PASSAGE TO READ =>
The Insight Graveyard
Nobody acted on it. Six months later, the competitor who saw the same pattern shipped the product your research described.
The more you learn, the more you discover ignorance. Valluvar describes the paradox of knowledge: depth reveals depth. Your best insights sit in shared drives. Filed. Categorized. Unread. The customer research from Q2 was excellent: clear patterns, actionable recommendations, validated findings. It was presented to leadership. Leadership praised it. ‘Great work.’ Nobody acted on it. Six months later, the competitor who saw the same pattern shipped the product your research described.
The global consulting industry produces more strategic insights per year than any other sector. I read BCG’s own research on implementation rates. The finding: less than 30% of strategic recommendations are fully implemented by clients. The insight graveyard is not a client problem. It is a structural feature of the consulting model, which optimises for insight generation (billable) rather than insight implementation (the client’s problem). McKinsey, BCG, and Bain produce brilliant analyses that die on the Executive Committee table because the insight was the product, not the change.
Insights without action are artifacts without excavation. In archaeology, unexcavated sites hold treasures that remain invisible. The artifacts exist beneath the surface, perfectly preserved, complete with context and meaning. But without excavation, they contribute nothing to understanding. Organizational insight graveyards work identically: research reports, strategy documents, customer analyses, and audit findings are buried in shared drives. Each contains valuable intelligence. Each is perfectly preserved. None is excavated. None is acted upon. The graveyard grows with every new insight. Each burial is accompanied by praise: ‘great work,’ ‘very insightful,’ ‘we should definitely do something with this.’
Pull one buried insight from the last twelve months. Read it again. Ask: is this still true? If yes, act on one recommendation this week. The insight has been waiting. It’s been patient. Don’t let it die again.

EXERCISE REQUIREMENTS => Could you carry the piece on the insight graveyard forward from its final sentence?

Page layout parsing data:
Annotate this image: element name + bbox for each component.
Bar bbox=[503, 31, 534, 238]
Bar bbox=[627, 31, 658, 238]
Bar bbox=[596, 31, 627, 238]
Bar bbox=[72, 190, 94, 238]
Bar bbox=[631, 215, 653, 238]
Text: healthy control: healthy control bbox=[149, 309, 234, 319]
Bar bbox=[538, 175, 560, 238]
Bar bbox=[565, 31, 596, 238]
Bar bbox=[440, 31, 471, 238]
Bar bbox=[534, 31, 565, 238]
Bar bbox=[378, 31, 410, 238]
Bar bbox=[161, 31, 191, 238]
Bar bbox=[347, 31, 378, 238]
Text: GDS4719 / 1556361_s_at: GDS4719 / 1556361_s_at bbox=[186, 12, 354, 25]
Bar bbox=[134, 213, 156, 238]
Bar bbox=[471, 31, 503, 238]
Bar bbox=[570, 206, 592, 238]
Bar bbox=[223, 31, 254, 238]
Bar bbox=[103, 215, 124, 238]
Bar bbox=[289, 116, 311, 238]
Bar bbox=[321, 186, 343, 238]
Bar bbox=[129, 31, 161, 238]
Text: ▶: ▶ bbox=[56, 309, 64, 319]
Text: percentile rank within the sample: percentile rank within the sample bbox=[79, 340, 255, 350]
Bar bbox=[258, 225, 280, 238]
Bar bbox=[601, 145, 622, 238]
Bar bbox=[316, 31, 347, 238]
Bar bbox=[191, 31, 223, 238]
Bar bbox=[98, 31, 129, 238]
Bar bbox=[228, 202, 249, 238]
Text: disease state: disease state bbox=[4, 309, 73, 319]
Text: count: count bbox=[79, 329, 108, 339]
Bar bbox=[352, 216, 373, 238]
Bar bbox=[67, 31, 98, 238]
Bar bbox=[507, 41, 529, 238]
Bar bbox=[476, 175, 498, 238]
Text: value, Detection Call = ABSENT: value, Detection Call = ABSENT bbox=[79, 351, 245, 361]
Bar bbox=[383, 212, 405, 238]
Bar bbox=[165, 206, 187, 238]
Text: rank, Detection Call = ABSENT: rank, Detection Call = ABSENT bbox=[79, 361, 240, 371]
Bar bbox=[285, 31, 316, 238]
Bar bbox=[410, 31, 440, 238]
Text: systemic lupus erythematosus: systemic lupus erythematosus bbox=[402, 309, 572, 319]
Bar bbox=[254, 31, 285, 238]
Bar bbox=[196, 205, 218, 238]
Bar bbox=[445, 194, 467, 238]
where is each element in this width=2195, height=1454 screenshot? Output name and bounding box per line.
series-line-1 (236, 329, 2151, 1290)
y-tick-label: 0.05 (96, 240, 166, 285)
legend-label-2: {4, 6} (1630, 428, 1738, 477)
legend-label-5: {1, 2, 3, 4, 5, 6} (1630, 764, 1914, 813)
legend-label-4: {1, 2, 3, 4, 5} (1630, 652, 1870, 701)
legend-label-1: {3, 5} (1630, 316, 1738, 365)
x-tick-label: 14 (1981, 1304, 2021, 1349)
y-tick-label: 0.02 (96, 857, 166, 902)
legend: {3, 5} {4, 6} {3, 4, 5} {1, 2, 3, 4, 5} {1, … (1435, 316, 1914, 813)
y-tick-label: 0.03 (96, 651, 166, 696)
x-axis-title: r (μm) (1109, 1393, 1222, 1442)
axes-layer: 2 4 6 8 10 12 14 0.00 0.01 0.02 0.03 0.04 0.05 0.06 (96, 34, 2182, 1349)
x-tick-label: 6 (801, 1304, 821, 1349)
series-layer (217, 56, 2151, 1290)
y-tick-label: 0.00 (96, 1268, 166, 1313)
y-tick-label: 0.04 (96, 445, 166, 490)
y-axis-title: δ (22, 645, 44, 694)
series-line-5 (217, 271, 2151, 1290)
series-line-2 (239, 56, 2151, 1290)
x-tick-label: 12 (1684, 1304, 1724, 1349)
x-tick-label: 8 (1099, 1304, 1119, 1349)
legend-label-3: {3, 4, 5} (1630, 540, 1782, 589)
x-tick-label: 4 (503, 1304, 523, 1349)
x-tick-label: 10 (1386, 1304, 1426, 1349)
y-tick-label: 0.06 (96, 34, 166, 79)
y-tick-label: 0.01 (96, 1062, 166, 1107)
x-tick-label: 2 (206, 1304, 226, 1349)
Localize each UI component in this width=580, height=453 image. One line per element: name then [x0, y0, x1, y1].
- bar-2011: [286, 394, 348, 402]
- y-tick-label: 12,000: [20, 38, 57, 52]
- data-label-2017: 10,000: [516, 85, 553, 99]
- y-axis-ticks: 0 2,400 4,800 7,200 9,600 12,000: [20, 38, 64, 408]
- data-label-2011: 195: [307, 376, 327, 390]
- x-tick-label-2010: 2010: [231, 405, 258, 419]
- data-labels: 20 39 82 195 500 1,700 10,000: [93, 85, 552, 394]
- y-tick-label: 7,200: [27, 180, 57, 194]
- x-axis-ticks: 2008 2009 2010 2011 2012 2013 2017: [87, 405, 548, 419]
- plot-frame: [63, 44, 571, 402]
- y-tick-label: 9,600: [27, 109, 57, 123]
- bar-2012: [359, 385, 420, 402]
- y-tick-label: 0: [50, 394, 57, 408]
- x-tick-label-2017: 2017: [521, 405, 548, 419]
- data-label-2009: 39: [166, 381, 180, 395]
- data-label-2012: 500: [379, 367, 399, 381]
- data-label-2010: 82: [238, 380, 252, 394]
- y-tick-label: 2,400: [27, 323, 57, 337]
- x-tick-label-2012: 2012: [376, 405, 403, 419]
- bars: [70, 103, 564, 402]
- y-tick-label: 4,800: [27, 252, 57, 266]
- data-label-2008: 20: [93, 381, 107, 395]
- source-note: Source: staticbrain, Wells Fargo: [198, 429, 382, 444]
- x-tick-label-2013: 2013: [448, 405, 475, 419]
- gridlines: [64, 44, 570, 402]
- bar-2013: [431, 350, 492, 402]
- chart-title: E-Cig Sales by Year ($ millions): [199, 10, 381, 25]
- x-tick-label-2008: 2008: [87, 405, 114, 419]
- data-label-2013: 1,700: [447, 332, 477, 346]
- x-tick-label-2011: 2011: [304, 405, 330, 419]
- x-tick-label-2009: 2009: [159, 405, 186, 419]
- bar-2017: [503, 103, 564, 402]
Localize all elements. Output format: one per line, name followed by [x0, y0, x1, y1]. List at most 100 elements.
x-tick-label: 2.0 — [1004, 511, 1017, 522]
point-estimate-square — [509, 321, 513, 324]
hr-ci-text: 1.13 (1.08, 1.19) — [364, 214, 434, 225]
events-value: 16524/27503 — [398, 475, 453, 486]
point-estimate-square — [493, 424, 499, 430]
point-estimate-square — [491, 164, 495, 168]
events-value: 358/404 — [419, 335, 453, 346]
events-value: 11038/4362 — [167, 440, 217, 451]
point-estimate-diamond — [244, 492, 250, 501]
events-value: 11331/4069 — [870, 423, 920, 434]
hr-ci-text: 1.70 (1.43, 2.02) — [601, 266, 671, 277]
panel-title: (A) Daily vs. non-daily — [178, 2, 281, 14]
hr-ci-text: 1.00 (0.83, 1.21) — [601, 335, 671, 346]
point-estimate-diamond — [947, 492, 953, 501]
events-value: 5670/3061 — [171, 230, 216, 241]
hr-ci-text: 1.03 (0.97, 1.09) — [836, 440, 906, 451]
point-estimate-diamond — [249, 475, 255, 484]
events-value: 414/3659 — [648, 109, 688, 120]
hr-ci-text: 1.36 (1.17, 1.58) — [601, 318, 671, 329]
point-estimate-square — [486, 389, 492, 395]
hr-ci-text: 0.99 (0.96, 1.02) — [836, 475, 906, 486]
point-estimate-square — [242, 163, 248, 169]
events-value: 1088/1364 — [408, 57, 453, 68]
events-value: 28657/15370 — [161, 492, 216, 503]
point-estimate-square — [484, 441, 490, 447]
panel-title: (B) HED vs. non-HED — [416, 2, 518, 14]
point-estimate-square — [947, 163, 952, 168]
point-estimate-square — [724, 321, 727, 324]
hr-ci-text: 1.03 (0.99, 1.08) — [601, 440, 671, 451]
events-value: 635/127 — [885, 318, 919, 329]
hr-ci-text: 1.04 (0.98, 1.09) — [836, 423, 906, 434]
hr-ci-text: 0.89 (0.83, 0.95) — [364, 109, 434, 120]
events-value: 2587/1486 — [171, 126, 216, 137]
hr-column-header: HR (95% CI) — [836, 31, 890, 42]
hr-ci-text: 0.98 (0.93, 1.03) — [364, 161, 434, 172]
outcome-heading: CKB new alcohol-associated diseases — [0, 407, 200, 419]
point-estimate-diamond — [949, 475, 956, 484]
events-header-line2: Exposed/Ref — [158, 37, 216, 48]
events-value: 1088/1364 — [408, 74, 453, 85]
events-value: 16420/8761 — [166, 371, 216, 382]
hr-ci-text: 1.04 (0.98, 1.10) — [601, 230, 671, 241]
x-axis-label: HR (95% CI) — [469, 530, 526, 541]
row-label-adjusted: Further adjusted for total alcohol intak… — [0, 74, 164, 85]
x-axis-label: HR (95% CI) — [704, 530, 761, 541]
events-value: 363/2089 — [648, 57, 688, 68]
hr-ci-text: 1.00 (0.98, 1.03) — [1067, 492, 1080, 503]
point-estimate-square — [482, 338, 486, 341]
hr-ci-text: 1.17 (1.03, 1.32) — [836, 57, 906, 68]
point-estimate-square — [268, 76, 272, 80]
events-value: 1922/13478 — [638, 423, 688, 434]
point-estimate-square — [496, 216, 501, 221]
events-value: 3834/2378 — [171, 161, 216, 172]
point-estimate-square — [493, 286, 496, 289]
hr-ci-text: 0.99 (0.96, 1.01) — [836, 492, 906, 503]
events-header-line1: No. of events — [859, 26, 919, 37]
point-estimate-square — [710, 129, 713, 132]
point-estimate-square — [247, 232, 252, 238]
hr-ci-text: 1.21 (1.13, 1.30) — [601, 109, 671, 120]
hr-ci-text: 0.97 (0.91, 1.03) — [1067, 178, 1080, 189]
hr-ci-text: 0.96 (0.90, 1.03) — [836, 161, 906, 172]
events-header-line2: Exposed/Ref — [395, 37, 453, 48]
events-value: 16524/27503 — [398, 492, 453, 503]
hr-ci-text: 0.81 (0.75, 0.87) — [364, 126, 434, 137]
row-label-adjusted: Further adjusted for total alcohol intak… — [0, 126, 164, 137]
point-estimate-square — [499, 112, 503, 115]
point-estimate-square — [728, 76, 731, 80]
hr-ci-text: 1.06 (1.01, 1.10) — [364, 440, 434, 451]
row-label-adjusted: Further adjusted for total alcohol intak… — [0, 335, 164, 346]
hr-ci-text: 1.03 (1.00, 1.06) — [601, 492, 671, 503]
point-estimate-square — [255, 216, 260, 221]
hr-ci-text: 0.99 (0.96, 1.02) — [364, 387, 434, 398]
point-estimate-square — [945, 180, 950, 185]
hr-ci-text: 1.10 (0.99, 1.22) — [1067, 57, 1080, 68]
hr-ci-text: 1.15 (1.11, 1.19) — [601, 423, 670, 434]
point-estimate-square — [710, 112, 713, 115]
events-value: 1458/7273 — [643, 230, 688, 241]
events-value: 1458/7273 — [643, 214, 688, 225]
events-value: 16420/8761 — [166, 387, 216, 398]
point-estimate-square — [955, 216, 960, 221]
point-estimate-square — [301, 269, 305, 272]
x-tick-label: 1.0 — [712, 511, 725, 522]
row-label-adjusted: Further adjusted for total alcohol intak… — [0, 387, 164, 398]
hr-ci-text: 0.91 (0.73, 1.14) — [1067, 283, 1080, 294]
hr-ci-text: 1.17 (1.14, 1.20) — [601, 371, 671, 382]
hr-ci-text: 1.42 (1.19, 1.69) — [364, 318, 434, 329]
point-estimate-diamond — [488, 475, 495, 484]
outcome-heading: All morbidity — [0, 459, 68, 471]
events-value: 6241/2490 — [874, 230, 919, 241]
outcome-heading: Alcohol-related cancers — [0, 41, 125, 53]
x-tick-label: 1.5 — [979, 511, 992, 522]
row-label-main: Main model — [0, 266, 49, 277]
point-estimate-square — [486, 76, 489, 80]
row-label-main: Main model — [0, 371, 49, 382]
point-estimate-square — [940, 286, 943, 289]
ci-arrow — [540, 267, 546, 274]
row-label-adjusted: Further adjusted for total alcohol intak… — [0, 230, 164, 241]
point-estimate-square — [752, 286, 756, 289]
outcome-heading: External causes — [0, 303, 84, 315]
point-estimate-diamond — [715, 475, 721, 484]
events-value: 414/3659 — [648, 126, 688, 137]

WRITTEN ANSWER =>
That silent archive has a name. The Insight Graveyard. And once you see it, you can’t unsee it.
Untie The Knot
Uproot
Insights were buried because the organisation had no mechanism to connect research to action. Insights were generated, presented, applauded, and filed. The applause was the terminal event.
Navigate
Every research deliverable includes one mandatory action item with a named owner, a deadline, and a follow-up review.
Tool
DMG / Action Bridge: the protocol that connects insight to decision. When insights must produce actions, graveyards stop expanding.
Implement
Pull one buried insight from the last twelve months. Read it. Ask: is this still true? If yes, act on one recommendation this week.
Emerge
When insights are connected to actions, research becomes investment instead of overhead, the organisation stops rediscovering what it already knows, and the graveyard empties.